- **Written instruction**:
Write out the listing beneath this instruction in its entirety, exactly as it reads.

- **Listed records**:
..............................

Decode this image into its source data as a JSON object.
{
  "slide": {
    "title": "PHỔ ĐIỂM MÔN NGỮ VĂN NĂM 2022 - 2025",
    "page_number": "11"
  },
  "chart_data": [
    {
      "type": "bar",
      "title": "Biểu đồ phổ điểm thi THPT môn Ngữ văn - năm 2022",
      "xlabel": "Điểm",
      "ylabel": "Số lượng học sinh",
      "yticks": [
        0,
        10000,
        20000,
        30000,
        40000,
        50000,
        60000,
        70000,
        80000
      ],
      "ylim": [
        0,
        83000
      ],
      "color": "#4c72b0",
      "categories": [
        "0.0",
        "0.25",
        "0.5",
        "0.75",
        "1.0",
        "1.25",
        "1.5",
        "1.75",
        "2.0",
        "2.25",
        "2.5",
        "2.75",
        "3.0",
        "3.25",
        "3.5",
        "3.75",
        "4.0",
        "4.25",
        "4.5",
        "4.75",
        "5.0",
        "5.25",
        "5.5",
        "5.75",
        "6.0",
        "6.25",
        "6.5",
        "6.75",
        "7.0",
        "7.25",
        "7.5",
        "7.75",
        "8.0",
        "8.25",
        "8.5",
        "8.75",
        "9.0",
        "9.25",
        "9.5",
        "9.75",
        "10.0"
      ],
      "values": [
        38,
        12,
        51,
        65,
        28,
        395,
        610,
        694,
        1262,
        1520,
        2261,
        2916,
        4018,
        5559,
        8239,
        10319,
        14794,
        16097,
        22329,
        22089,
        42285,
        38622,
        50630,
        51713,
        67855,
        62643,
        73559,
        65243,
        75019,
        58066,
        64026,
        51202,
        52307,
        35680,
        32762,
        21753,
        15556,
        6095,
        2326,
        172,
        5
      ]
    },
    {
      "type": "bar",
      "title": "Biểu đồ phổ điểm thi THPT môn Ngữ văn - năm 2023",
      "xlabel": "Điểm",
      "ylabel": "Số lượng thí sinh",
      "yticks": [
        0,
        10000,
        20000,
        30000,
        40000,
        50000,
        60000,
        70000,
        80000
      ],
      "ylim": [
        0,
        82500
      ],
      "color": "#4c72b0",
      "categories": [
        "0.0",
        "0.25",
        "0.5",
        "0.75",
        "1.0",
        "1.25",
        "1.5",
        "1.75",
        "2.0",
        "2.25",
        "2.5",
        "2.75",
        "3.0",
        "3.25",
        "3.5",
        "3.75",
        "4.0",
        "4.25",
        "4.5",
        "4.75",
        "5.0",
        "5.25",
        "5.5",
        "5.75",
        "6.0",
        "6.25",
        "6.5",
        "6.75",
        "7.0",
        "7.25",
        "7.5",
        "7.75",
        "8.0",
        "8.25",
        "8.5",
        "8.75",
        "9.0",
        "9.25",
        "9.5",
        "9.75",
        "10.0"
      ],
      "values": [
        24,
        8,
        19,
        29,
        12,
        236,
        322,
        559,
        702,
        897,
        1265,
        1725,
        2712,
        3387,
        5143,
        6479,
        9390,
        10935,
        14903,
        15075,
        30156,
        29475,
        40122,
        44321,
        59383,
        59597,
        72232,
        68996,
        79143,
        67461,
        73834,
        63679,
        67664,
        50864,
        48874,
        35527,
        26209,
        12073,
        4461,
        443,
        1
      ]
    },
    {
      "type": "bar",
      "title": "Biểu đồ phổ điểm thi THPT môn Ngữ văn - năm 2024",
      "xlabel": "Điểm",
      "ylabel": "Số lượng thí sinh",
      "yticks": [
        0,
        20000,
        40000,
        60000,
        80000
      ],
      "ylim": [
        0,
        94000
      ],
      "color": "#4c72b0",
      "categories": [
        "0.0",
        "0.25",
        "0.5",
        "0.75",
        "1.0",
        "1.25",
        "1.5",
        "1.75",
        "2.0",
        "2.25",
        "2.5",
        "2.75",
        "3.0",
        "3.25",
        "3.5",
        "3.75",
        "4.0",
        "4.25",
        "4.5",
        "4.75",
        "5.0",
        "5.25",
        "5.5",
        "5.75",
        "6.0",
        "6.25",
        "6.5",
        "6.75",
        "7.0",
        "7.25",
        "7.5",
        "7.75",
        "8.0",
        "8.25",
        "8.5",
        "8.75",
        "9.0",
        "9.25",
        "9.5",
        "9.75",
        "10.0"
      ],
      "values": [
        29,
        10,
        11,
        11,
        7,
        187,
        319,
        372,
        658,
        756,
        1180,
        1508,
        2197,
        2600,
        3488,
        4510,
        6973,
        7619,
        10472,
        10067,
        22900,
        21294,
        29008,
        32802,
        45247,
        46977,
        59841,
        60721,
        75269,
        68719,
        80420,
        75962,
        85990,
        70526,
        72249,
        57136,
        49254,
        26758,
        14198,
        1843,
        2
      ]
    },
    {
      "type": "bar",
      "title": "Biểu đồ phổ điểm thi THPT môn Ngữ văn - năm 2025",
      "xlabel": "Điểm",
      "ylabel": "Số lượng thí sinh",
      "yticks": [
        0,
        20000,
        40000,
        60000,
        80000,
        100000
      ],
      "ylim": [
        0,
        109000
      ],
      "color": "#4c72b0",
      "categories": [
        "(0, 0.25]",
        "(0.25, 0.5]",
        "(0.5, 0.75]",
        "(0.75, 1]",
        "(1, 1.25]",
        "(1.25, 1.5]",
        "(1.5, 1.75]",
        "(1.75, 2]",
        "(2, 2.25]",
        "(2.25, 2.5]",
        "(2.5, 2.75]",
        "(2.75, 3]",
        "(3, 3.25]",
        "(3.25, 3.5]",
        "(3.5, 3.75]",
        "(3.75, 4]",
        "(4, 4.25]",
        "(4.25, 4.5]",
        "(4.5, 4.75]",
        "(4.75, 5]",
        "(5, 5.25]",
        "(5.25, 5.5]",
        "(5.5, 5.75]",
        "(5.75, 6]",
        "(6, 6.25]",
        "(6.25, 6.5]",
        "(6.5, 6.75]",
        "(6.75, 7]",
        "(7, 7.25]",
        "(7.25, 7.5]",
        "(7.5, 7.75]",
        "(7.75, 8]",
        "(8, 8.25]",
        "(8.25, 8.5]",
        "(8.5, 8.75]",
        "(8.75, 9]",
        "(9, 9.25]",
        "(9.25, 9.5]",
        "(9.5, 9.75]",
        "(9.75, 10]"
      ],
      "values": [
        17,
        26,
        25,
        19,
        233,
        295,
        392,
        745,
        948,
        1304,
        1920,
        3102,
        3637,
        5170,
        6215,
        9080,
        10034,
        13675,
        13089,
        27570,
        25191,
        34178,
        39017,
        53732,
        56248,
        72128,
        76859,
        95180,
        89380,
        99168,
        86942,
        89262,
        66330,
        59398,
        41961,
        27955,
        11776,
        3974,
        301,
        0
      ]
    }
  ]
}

..............................

- **Result of this exercise**:
Decode this image into its source data as a JSON object.
{
  "slide": {
    "title": "PHỔ ĐIỂM MÔN NGỮ VĂN NĂM 2022 - 2025",
    "page_number": "11"
  },
  "chart_data": [
    {
      "type": "bar",
      "title": "Biểu đồ phổ điểm thi THPT môn Ngữ văn - năm 2022",
      "xlabel": "Điểm",
      "ylabel": "Số lượng học sinh",
      "yticks": [
        0,
        10000,
        20000,
        30000,
        40000,
        50000,
        60000,
        70000,
        80000
      ],
      "ylim": [
        0,
        83000
      ],
      "color": "#4c72b0",
      "categories": [
        "0.0",
        "0.25",
        "0.5",
        "0.75",
        "1.0",
        "1.25",
        "1.5",
        "1.75",
        "2.0",
        "2.25",
        "2.5",
        "2.75",
        "3.0",
        "3.25",
        "3.5",
        "3.75",
        "4.0",
        "4.25",
        "4.5",
        "4.75",
        "5.0",
        "5.25",
        "5.5",
        "5.75",
        "6.0",
        "6.25",
        "6.5",
        "6.75",
        "7.0",
        "7.25",
        "7.5",
        "7.75",
        "8.0",
        "8.25",
        "8.5",
        "8.75",
        "9.0",
        "9.25",
        "9.5",
        "9.75",
        "10.0"
      ],
      "values": [
        38,
        12,
        51,
        65,
        28,
        395,
        610,
        694,
        1262,
        1520,
        2261,
        2916,
        4018,
        5559,
        8239,
        10319,
        14794,
        16097,
        22329,
        22089,
        42285,
        38622,
        50630,
        51713,
        67855,
        62643,
        73559,
        65243,
        75019,
        58066,
        64026,
        51202,
        52307,
        35680,
        32762,
        21753,
        15556,
        6095,
        2326,
        172,
        5
      ]
    },
    {
      "type": "bar",
      "title": "Biểu đồ phổ điểm thi THPT môn Ngữ văn - năm 2023",
      "xlabel": "Điểm",
      "ylabel": "Số lượng thí sinh",
      "yticks": [
        0,
        10000,
        20000,
        30000,
        40000,
        50000,
        60000,
        70000,
        80000
      ],
      "ylim": [
        0,
        82500
      ],
      "color": "#4c72b0",
      "categories": [
        "0.0",
        "0.25",
        "0.5",
        "0.75",
        "1.0",
        "1.25",
        "1.5",
        "1.75",
        "2.0",
        "2.25",
        "2.5",
        "2.75",
        "3.0",
        "3.25",
        "3.5",
        "3.75",
        "4.0",
        "4.25",
        "4.5",
        "4.75",
        "5.0",
        "5.25",
        "5.5",
        "5.75",
        "6.0",
        "6.25",
        "6.5",
        "6.75",
        "7.0",
        "7.25",
        "7.5",
        "7.75",
        "8.0",
        "8.25",
        "8.5",
        "8.75",
        "9.0",
        "9.25",
        "9.5",
        "9.75",
        "10.0"
      ],
      "values": [
        24,
        8,
        19,
        29,
        12,
        236,
        322,
        559,
        702,
        897,
        1265,
        1725,
        2712,
        3387,
        5143,
        6479,
        9390,
        10935,
        14903,
        15075,
        30156,
        29475,
        40122,
        44321,
        59383,
        59597,
        72232,
        68996,
        79143,
        67461,
        73834,
        63679,
        67664,
        50864,
        48874,
        35527,
        26209,
        12073,
        4461,
        443,
        1
      ]
    },
    {
      "type": "bar",
      "title": "Biểu đồ phổ điểm thi THPT môn Ngữ văn - năm 2024",
      "xlabel": "Điểm",
      "ylabel": "Số lượng thí sinh",
      "yticks": [
        0,
        20000,
        40000,
        60000,
        80000
      ],
      "ylim": [
        0,
        94000
      ],
      "color": "#4c72b0",
      "categories": [
        "0.0",
        "0.25",
        "0.5",
        "0.75",
        "1.0",
        "1.25",
        "1.5",
        "1.75",
        "2.0",
        "2.25",
        "2.5",
        "2.75",
        "3.0",
        "3.25",
        "3.5",
        "3.75",
        "4.0",
        "4.25",
        "4.5",
        "4.75",
        "5.0",
        "5.25",
        "5.5",
        "5.75",
        "6.0",
        "6.25",
        "6.5",
        "6.75",
        "7.0",
        "7.25",
        "7.5",
        "7.75",
        "8.0",
        "8.25",
        "8.5",
        "8.75",
        "9.0",
        "9.25",
        "9.5",
        "9.75",
        "10.0"
      ],
      "values": [
        29,
        10,
        11,
        11,
        7,
        187,
        319,
        372,
        658,
        756,
        1180,
        1508,
        2197,
        2600,
        3488,
        4510,
        6973,
        7619,
        10472,
        10067,
        22900,
        21294,
        29008,
        32802,
        45247,
        46977,
        59841,
        60721,
        75269,
        68719,
        80420,
        75962,
        85990,
        70526,
        72249,
        57136,
        49254,
        26758,
        14198,
        1843,
        2
      ]
    },
    {
      "type": "bar",
      "title": "Biểu đồ phổ điểm thi THPT môn Ngữ văn - năm 2025",
      "xlabel": "Điểm",
      "ylabel": "Số lượng thí sinh",
      "yticks": [
        0,
        20000,
        40000,
        60000,
        80000,
        100000
      ],
      "ylim": [
        0,
        109000
      ],
      "color": "#4c72b0",
      "categories": [
        "(0, 0.25]",
        "(0.25, 0.5]",
        "(0.5, 0.75]",
        "(0.75, 1]",
        "(1, 1.25]",
        "(1.25, 1.5]",
        "(1.5, 1.75]",
        "(1.75, 2]",
        "(2, 2.25]",
        "(2.25, 2.5]",
        "(2.5, 2.75]",
        "(2.75, 3]",
        "(3, 3.25]",
        "(3.25, 3.5]",
        "(3.5, 3.75]",
        "(3.75, 4]",
        "(4, 4.25]",
        "(4.25, 4.5]",
        "(4.5, 4.75]",
        "(4.75, 5]",
        "(5, 5.25]",
        "(5.25, 5.5]",
        "(5.5, 5.75]",
        "(5.75, 6]",
        "(6, 6.25]",
        "(6.25, 6.5]",
        "(6.5, 6.75]",
        "(6.75, 7]",
        "(7, 7.25]",
        "(7.25, 7.5]",
        "(7.5, 7.75]",
        "(7.75, 8]",
        "(8, 8.25]",
        "(8.25, 8.5]",
        "(8.5, 8.75]",
        "(8.75, 9]",
        "(9, 9.25]",
        "(9.25, 9.5]",
        "(9.5, 9.75]",
        "(9.75, 10]"
      ],
      "values": [
        17,
        26,
        25,
        19,
        233,
        295,
        392,
        745,
        948,
        1304,
        1920,
        3102,
        3637,
        5170,
        6215,
        9080,
        10034,
        13675,
        13089,
        27570,
        25191,
        34178,
        39017,
        53732,
        56248,
        72128,
        76859,
        95180,
        89380,
        99168,
        86942,
        89262,
        66330,
        59398,
        41961,
        27955,
        11776,
        3974,
        301,
        0
      ]
    }
  ]
}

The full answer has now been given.